- OBJECTIVE -
Please list all lines of the material below in which the string "placeholder" occurs.

-- begin --

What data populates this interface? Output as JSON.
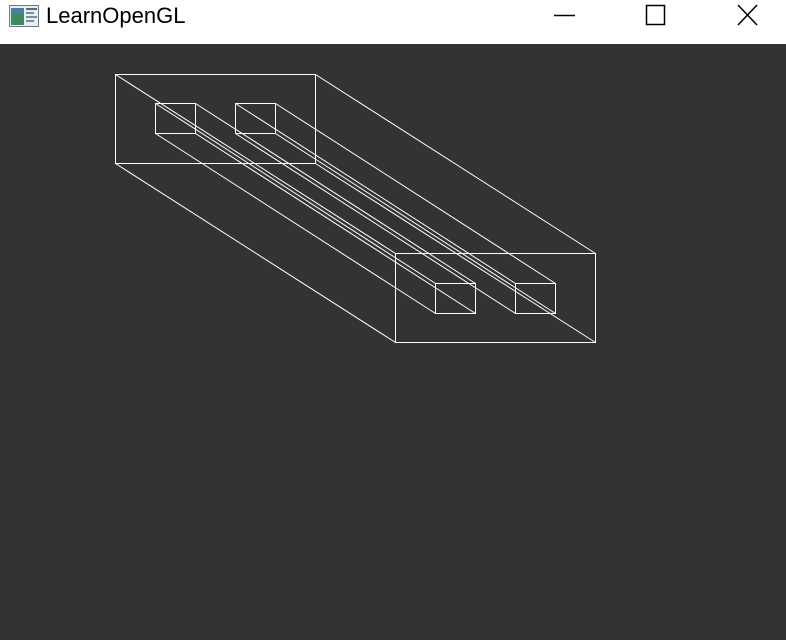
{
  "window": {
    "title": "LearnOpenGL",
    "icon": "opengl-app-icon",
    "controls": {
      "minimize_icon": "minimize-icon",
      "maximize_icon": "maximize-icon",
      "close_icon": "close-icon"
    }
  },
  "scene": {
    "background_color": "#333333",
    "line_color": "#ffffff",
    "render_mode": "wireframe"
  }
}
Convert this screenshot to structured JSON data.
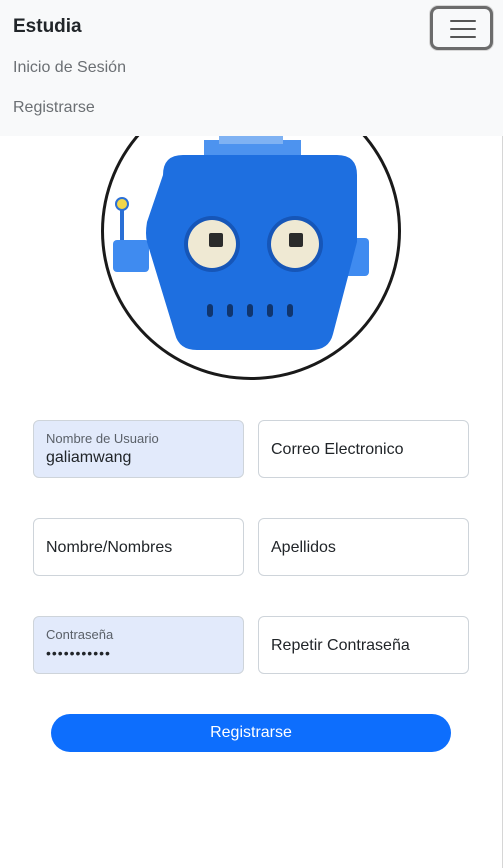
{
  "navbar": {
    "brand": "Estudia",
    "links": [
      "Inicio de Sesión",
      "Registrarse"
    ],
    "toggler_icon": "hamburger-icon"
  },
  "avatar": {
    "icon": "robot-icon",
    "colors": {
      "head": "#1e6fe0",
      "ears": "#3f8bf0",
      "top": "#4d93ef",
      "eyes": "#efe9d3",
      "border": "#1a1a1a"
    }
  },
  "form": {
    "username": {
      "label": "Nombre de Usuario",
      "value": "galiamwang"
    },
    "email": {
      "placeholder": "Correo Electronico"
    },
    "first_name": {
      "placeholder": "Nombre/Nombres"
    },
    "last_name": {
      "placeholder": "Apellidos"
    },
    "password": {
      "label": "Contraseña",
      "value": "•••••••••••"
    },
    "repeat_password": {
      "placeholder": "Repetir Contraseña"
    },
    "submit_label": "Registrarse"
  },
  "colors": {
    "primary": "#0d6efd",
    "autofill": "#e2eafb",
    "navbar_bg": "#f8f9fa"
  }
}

-- end --

- WRITTEN ANSWER -
      "placeholder": "Correo Electronico"
      "placeholder": "Nombre/Nombres"
      "placeholder": "Apellidos"
      "placeholder": "Repetir Contraseña"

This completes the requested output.